WHAT YOU SHOULD DO
All of the entries need to be written out again, exactly as they are.

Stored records

◆ ◆ ◆ ◆

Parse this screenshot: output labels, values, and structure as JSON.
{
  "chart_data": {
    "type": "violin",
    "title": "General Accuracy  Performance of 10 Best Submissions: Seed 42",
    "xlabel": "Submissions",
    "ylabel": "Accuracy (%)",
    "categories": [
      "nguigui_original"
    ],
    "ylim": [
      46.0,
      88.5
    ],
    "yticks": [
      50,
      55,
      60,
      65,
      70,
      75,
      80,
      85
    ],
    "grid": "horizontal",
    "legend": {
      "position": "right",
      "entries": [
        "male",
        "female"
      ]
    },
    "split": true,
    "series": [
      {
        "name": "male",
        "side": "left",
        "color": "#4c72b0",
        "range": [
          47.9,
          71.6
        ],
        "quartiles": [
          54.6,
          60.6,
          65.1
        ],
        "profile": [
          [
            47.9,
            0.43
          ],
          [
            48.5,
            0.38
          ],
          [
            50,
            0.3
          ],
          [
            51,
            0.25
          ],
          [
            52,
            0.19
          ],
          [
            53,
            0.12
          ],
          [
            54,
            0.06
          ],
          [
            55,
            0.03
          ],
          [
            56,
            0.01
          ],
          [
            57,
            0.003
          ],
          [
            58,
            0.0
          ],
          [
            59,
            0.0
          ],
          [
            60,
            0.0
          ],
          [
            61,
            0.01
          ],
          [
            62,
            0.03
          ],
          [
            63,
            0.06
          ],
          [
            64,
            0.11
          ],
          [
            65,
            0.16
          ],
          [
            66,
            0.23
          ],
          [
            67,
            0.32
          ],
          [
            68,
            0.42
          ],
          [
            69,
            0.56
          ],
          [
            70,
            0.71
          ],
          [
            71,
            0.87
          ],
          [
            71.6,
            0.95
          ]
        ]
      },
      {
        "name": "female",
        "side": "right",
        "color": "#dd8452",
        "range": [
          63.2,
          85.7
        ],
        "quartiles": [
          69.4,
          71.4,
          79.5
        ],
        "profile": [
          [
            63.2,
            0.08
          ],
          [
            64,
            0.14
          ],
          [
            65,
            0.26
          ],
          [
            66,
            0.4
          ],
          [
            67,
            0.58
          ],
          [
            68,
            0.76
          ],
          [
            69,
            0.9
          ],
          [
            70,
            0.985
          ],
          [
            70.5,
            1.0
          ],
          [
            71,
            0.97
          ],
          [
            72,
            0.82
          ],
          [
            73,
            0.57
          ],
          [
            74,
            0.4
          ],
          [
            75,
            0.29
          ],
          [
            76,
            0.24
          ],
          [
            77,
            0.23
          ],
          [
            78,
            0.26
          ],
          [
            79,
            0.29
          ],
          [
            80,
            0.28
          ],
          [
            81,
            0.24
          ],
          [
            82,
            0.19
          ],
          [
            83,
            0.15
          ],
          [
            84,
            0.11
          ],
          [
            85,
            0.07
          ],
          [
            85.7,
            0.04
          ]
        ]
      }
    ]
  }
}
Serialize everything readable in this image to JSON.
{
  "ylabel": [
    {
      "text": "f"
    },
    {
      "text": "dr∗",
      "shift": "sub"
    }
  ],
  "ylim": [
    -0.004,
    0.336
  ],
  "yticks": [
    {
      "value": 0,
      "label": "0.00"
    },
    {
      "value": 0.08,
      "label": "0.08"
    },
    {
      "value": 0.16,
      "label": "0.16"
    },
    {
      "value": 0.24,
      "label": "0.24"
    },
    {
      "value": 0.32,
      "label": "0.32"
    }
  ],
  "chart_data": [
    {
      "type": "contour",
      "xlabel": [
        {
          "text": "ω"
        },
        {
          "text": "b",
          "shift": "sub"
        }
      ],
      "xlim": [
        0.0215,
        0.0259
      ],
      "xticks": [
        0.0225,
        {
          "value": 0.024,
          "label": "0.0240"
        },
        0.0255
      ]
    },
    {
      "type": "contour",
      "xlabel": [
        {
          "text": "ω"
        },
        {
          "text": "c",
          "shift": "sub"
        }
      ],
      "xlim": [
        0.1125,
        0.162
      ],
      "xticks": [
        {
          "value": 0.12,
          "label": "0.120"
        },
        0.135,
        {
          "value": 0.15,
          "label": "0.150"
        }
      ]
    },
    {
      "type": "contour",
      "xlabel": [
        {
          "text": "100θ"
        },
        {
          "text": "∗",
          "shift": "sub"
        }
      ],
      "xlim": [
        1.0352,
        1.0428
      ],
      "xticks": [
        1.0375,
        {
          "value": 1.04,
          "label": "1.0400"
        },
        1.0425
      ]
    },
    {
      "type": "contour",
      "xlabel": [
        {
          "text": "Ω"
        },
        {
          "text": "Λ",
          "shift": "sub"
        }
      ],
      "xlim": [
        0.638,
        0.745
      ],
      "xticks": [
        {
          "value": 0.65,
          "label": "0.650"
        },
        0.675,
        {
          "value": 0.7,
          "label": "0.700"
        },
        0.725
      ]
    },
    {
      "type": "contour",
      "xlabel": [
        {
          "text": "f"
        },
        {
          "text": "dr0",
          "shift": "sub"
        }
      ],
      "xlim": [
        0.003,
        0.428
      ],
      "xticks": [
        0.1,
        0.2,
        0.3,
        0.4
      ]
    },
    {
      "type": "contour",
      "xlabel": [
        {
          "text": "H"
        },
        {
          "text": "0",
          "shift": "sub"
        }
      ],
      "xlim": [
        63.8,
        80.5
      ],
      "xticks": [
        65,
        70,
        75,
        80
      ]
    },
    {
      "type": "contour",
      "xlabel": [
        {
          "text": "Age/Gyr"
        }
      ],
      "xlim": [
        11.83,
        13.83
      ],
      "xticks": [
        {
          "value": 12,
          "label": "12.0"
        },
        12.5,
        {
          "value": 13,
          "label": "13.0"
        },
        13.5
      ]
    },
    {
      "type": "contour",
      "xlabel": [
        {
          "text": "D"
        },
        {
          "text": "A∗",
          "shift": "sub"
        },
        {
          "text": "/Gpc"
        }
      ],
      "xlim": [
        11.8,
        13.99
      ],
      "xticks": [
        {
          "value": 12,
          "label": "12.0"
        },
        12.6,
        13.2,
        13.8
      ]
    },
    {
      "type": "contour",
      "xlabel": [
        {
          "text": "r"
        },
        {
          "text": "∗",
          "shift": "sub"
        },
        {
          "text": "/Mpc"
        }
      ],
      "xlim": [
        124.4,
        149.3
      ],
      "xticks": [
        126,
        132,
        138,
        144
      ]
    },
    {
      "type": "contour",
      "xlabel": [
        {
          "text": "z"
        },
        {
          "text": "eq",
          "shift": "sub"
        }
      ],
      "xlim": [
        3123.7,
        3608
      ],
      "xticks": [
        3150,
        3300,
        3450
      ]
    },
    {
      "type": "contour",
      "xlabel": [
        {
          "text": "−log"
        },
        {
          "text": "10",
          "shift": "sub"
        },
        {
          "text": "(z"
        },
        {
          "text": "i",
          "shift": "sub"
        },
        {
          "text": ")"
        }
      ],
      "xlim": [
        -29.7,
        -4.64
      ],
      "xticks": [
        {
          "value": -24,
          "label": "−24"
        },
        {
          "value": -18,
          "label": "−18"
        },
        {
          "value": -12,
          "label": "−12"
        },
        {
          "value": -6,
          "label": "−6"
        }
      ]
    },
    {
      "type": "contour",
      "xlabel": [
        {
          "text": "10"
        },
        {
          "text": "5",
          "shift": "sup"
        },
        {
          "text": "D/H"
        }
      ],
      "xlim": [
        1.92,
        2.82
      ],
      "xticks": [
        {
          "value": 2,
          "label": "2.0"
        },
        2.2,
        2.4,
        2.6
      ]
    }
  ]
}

◆ ◆ ◆ ◆

ANSWER
Parse this screenshot: output labels, values, and structure as JSON.
{
  "chart_data": {
    "type": "violin",
    "title": "General Accuracy  Performance of 10 Best Submissions: Seed 42",
    "xlabel": "Submissions",
    "ylabel": "Accuracy (%)",
    "categories": [
      "nguigui_original"
    ],
    "ylim": [
      46.0,
      88.5
    ],
    "yticks": [
      50,
      55,
      60,
      65,
      70,
      75,
      80,
      85
    ],
    "grid": "horizontal",
    "legend": {
      "position": "right",
      "entries": [
        "male",
        "female"
      ]
    },
    "split": true,
    "series": [
      {
        "name": "male",
        "side": "left",
        "color": "#4c72b0",
        "range": [
          47.9,
          71.6
        ],
        "quartiles": [
          54.6,
          60.6,
          65.1
        ],
        "profile": [
          [
            47.9,
            0.43
          ],
          [
            48.5,
            0.38
          ],
          [
            50,
            0.3
          ],
          [
            51,
            0.25
          ],
          [
            52,
            0.19
          ],
          [
            53,
            0.12
          ],
          [
            54,
            0.06
          ],
          [
            55,
            0.03
          ],
          [
            56,
            0.01
          ],
          [
            57,
            0.003
          ],
          [
            58,
            0.0
          ],
          [
            59,
            0.0
          ],
          [
            60,
            0.0
          ],
          [
            61,
            0.01
          ],
          [
            62,
            0.03
          ],
          [
            63,
            0.06
          ],
          [
            64,
            0.11
          ],
          [
            65,
            0.16
          ],
          [
            66,
            0.23
          ],
          [
            67,
            0.32
          ],
          [
            68,
            0.42
          ],
          [
            69,
            0.56
          ],
          [
            70,
            0.71
          ],
          [
            71,
            0.87
          ],
          [
            71.6,
            0.95
          ]
        ]
      },
      {
        "name": "female",
        "side": "right",
        "color": "#dd8452",
        "range": [
          63.2,
          85.7
        ],
        "quartiles": [
          69.4,
          71.4,
          79.5
        ],
        "profile": [
          [
            63.2,
            0.08
          ],
          [
            64,
            0.14
          ],
          [
            65,
            0.26
          ],
          [
            66,
            0.4
          ],
          [
            67,
            0.58
          ],
          [
            68,
            0.76
          ],
          [
            69,
            0.9
          ],
          [
            70,
            0.985
          ],
          [
            70.5,
            1.0
          ],
          [
            71,
            0.97
          ],
          [
            72,
            0.82
          ],
          [
            73,
            0.57
          ],
          [
            74,
            0.4
          ],
          [
            75,
            0.29
          ],
          [
            76,
            0.24
          ],
          [
            77,
            0.23
          ],
          [
            78,
            0.26
          ],
          [
            79,
            0.29
          ],
          [
            80,
            0.28
          ],
          [
            81,
            0.24
          ],
          [
            82,
            0.19
          ],
          [
            83,
            0.15
          ],
          [
            84,
            0.11
          ],
          [
            85,
            0.07
          ],
          [
            85.7,
            0.04
          ]
        ]
      }
    ]
  }
}
Serialize everything readable in this image to JSON.
{
  "ylabel": [
    {
      "text": "f"
    },
    {
      "text": "dr∗",
      "shift": "sub"
    }
  ],
  "ylim": [
    -0.004,
    0.336
  ],
  "yticks": [
    {
      "value": 0,
      "label": "0.00"
    },
    {
      "value": 0.08,
      "label": "0.08"
    },
    {
      "value": 0.16,
      "label": "0.16"
    },
    {
      "value": 0.24,
      "label": "0.24"
    },
    {
      "value": 0.32,
      "label": "0.32"
    }
  ],
  "chart_data": [
    {
      "type": "contour",
      "xlabel": [
        {
          "text": "ω"
        },
        {
          "text": "b",
          "shift": "sub"
        }
      ],
      "xlim": [
        0.0215,
        0.0259
      ],
      "xticks": [
        0.0225,
        {
          "value": 0.024,
          "label": "0.0240"
        },
        0.0255
      ]
    },
    {
      "type": "contour",
      "xlabel": [
        {
          "text": "ω"
        },
        {
          "text": "c",
          "shift": "sub"
        }
      ],
      "xlim": [
        0.1125,
        0.162
      ],
      "xticks": [
        {
          "value": 0.12,
          "label": "0.120"
        },
        0.135,
        {
          "value": 0.15,
          "label": "0.150"
        }
      ]
    },
    {
      "type": "contour",
      "xlabel": [
        {
          "text": "100θ"
        },
        {
          "text": "∗",
          "shift": "sub"
        }
      ],
      "xlim": [
        1.0352,
        1.0428
      ],
      "xticks": [
        1.0375,
        {
          "value": 1.04,
          "label": "1.0400"
        },
        1.0425
      ]
    },
    {
      "type": "contour",
      "xlabel": [
        {
          "text": "Ω"
        },
        {
          "text": "Λ",
          "shift": "sub"
        }
      ],
      "xlim": [
        0.638,
        0.745
      ],
      "xticks": [
        {
          "value": 0.65,
          "label": "0.650"
        },
        0.675,
        {
          "value": 0.7,
          "label": "0.700"
        },
        0.725
      ]
    },
    {
      "type": "contour",
      "xlabel": [
        {
          "text": "f"
        },
        {
          "text": "dr0",
          "shift": "sub"
        }
      ],
      "xlim": [
        0.003,
        0.428
      ],
      "xticks": [
        0.1,
        0.2,
        0.3,
        0.4
      ]
    },
    {
      "type": "contour",
      "xlabel": [
        {
          "text": "H"
        },
        {
          "text": "0",
          "shift": "sub"
        }
      ],
      "xlim": [
        63.8,
        80.5
      ],
      "xticks": [
        65,
        70,
        75,
        80
      ]
    },
    {
      "type": "contour",
      "xlabel": [
        {
          "text": "Age/Gyr"
        }
      ],
      "xlim": [
        11.83,
        13.83
      ],
      "xticks": [
        {
          "value": 12,
          "label": "12.0"
        },
        12.5,
        {
          "value": 13,
          "label": "13.0"
        },
        13.5
      ]
    },
    {
      "type": "contour",
      "xlabel": [
        {
          "text": "D"
        },
        {
          "text": "A∗",
          "shift": "sub"
        },
        {
          "text": "/Gpc"
        }
      ],
      "xlim": [
        11.8,
        13.99
      ],
      "xticks": [
        {
          "value": 12,
          "label": "12.0"
        },
        12.6,
        13.2,
        13.8
      ]
    },
    {
      "type": "contour",
      "xlabel": [
        {
          "text": "r"
        },
        {
          "text": "∗",
          "shift": "sub"
        },
        {
          "text": "/Mpc"
        }
      ],
      "xlim": [
        124.4,
        149.3
      ],
      "xticks": [
        126,
        132,
        138,
        144
      ]
    },
    {
      "type": "contour",
      "xlabel": [
        {
          "text": "z"
        },
        {
          "text": "eq",
          "shift": "sub"
        }
      ],
      "xlim": [
        3123.7,
        3608
      ],
      "xticks": [
        3150,
        3300,
        3450
      ]
    },
    {
      "type": "contour",
      "xlabel": [
        {
          "text": "−log"
        },
        {
          "text": "10",
          "shift": "sub"
        },
        {
          "text": "(z"
        },
        {
          "text": "i",
          "shift": "sub"
        },
        {
          "text": ")"
        }
      ],
      "xlim": [
        -29.7,
        -4.64
      ],
      "xticks": [
        {
          "value": -24,
          "label": "−24"
        },
        {
          "value": -18,
          "label": "−18"
        },
        {
          "value": -12,
          "label": "−12"
        },
        {
          "value": -6,
          "label": "−6"
        }
      ]
    },
    {
      "type": "contour",
      "xlabel": [
        {
          "text": "10"
        },
        {
          "text": "5",
          "shift": "sup"
        },
        {
          "text": "D/H"
        }
      ],
      "xlim": [
        1.92,
        2.82
      ],
      "xticks": [
        {
          "value": 2,
          "label": "2.0"
        },
        2.2,
        2.4,
        2.6
      ]
    }
  ]
}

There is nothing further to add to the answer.